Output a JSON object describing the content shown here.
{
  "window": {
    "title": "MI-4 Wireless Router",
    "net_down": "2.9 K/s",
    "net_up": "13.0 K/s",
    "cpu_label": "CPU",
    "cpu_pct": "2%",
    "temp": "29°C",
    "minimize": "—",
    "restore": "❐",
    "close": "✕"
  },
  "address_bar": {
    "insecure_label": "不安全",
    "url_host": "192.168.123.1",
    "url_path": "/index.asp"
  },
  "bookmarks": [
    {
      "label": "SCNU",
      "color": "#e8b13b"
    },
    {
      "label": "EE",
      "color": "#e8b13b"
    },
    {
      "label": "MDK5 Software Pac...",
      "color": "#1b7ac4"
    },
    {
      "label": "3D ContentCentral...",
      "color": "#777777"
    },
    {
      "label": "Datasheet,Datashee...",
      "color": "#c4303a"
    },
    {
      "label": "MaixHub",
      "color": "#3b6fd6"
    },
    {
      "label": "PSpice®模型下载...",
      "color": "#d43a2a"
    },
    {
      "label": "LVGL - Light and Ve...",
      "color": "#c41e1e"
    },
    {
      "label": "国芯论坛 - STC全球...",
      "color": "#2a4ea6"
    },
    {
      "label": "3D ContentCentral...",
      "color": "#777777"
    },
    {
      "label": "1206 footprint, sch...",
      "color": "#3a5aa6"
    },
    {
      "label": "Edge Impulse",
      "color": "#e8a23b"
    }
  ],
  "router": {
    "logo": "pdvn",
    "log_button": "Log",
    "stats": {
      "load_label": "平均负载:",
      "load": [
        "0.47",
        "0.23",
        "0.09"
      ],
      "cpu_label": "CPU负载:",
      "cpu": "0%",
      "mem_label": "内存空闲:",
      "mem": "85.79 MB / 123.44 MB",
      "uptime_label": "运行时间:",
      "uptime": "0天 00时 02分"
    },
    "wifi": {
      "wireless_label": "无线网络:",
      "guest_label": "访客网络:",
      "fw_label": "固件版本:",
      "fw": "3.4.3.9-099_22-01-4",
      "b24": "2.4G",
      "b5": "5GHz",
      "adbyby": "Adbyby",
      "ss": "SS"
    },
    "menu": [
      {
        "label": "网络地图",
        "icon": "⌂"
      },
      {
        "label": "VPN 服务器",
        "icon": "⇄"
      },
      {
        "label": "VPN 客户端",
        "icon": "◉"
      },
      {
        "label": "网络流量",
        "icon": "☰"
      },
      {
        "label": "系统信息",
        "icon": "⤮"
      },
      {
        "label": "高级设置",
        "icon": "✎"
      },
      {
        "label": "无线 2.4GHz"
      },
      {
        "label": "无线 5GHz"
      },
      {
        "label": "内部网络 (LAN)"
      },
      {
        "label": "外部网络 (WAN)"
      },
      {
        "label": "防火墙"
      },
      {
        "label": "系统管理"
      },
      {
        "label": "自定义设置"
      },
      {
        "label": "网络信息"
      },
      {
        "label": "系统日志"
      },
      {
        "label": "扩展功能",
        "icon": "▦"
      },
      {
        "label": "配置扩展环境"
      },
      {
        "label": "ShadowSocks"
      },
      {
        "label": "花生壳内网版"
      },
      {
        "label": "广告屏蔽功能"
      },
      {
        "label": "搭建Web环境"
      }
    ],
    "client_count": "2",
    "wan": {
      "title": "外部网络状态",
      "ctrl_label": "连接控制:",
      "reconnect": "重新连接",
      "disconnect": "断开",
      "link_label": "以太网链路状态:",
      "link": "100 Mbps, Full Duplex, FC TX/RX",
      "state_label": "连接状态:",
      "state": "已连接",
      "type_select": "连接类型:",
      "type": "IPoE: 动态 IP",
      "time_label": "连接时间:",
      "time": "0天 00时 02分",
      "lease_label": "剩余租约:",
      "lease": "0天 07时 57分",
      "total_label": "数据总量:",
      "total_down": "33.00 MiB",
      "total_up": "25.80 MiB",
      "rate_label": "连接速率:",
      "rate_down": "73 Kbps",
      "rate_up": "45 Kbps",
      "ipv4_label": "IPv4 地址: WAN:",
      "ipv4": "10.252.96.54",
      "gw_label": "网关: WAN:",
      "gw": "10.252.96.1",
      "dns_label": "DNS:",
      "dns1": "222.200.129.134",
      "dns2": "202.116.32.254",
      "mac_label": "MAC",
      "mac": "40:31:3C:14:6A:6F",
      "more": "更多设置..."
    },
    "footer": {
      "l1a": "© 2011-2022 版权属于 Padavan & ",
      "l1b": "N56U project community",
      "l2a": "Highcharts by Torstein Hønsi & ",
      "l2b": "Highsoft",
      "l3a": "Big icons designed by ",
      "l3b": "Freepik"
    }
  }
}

**What you have to do:**
Could you transcribe the records in full, exactly?

**Task response:**
Output a JSON object describing the content shown here.
{
  "window": {
    "title": "MI-4 Wireless Router",
    "net_down": "2.9 K/s",
    "net_up": "13.0 K/s",
    "cpu_label": "CPU",
    "cpu_pct": "2%",
    "temp": "29°C",
    "minimize": "—",
    "restore": "❐",
    "close": "✕"
  },
  "address_bar": {
    "insecure_label": "不安全",
    "url_host": "192.168.123.1",
    "url_path": "/index.asp"
  },
  "bookmarks": [
    {
      "label": "SCNU",
      "color": "#e8b13b"
    },
    {
      "label": "EE",
      "color": "#e8b13b"
    },
    {
      "label": "MDK5 Software Pac...",
      "color": "#1b7ac4"
    },
    {
      "label": "3D ContentCentral...",
      "color": "#777777"
    },
    {
      "label": "Datasheet,Datashee...",
      "color": "#c4303a"
    },
    {
      "label": "MaixHub",
      "color": "#3b6fd6"
    },
    {
      "label": "PSpice®模型下载...",
      "color": "#d43a2a"
    },
    {
      "label": "LVGL - Light and Ve...",
      "color": "#c41e1e"
    },
    {
      "label": "国芯论坛 - STC全球...",
      "color": "#2a4ea6"
    },
    {
      "label": "3D ContentCentral...",
      "color": "#777777"
    },
    {
      "label": "1206 footprint, sch...",
      "color": "#3a5aa6"
    },
    {
      "label": "Edge Impulse",
      "color": "#e8a23b"
    }
  ],
  "router": {
    "logo": "pdvn",
    "log_button": "Log",
    "stats": {
      "load_label": "平均负载:",
      "load": [
        "0.47",
        "0.23",
        "0.09"
      ],
      "cpu_label": "CPU负载:",
      "cpu": "0%",
      "mem_label": "内存空闲:",
      "mem": "85.79 MB / 123.44 MB",
      "uptime_label": "运行时间:",
      "uptime": "0天 00时 02分"
    },
    "wifi": {
      "wireless_label": "无线网络:",
      "guest_label": "访客网络:",
      "fw_label": "固件版本:",
      "fw": "3.4.3.9-099_22-01-4",
      "b24": "2.4G",
      "b5": "5GHz",
      "adbyby": "Adbyby",
      "ss": "SS"
    },
    "menu": [
      {
        "label": "网络地图",
        "icon": "⌂"
      },
      {
        "label": "VPN 服务器",
        "icon": "⇄"
      },
      {
        "label": "VPN 客户端",
        "icon": "◉"
      },
      {
        "label": "网络流量",
        "icon": "☰"
      },
      {
        "label": "系统信息",
        "icon": "⤮"
      },
      {
        "label": "高级设置",
        "icon": "✎"
      },
      {
        "label": "无线 2.4GHz"
      },
      {
        "label": "无线 5GHz"
      },
      {
        "label": "内部网络 (LAN)"
      },
      {
        "label": "外部网络 (WAN)"
      },
      {
        "label": "防火墙"
      },
      {
        "label": "系统管理"
      },
      {
        "label": "自定义设置"
      },
      {
        "label": "网络信息"
      },
      {
        "label": "系统日志"
      },
      {
        "label": "扩展功能",
        "icon": "▦"
      },
      {
        "label": "配置扩展环境"
      },
      {
        "label": "ShadowSocks"
      },
      {
        "label": "花生壳内网版"
      },
      {
        "label": "广告屏蔽功能"
      },
      {
        "label": "搭建Web环境"
      }
    ],
    "client_count": "2",
    "wan": {
      "title": "外部网络状态",
      "ctrl_label": "连接控制:",
      "reconnect": "重新连接",
      "disconnect": "断开",
      "link_label": "以太网链路状态:",
      "link": "100 Mbps, Full Duplex, FC TX/RX",
      "state_label": "连接状态:",
      "state": "已连接",
      "type_select": "连接类型:",
      "type": "IPoE: 动态 IP",
      "time_label": "连接时间:",
      "time": "0天 00时 02分",
      "lease_label": "剩余租约:",
      "lease": "0天 07时 57分",
      "total_label": "数据总量:",
      "total_down": "33.00 MiB",
      "total_up": "25.80 MiB",
      "rate_label": "连接速率:",
      "rate_down": "73 Kbps",
      "rate_up": "45 Kbps",
      "ipv4_label": "IPv4 地址: WAN:",
      "ipv4": "10.252.96.54",
      "gw_label": "网关: WAN:",
      "gw": "10.252.96.1",
      "dns_label": "DNS:",
      "dns1": "222.200.129.134",
      "dns2": "202.116.32.254",
      "mac_label": "MAC",
      "mac": "40:31:3C:14:6A:6F",
      "more": "更多设置..."
    },
    "footer": {
      "l1a": "© 2011-2022 版权属于 Padavan & ",
      "l1b": "N56U project community",
      "l2a": "Highcharts by Torstein Hønsi & ",
      "l2b": "Highsoft",
      "l3a": "Big icons designed by ",
      "l3b": "Freepik"
    }
  }
}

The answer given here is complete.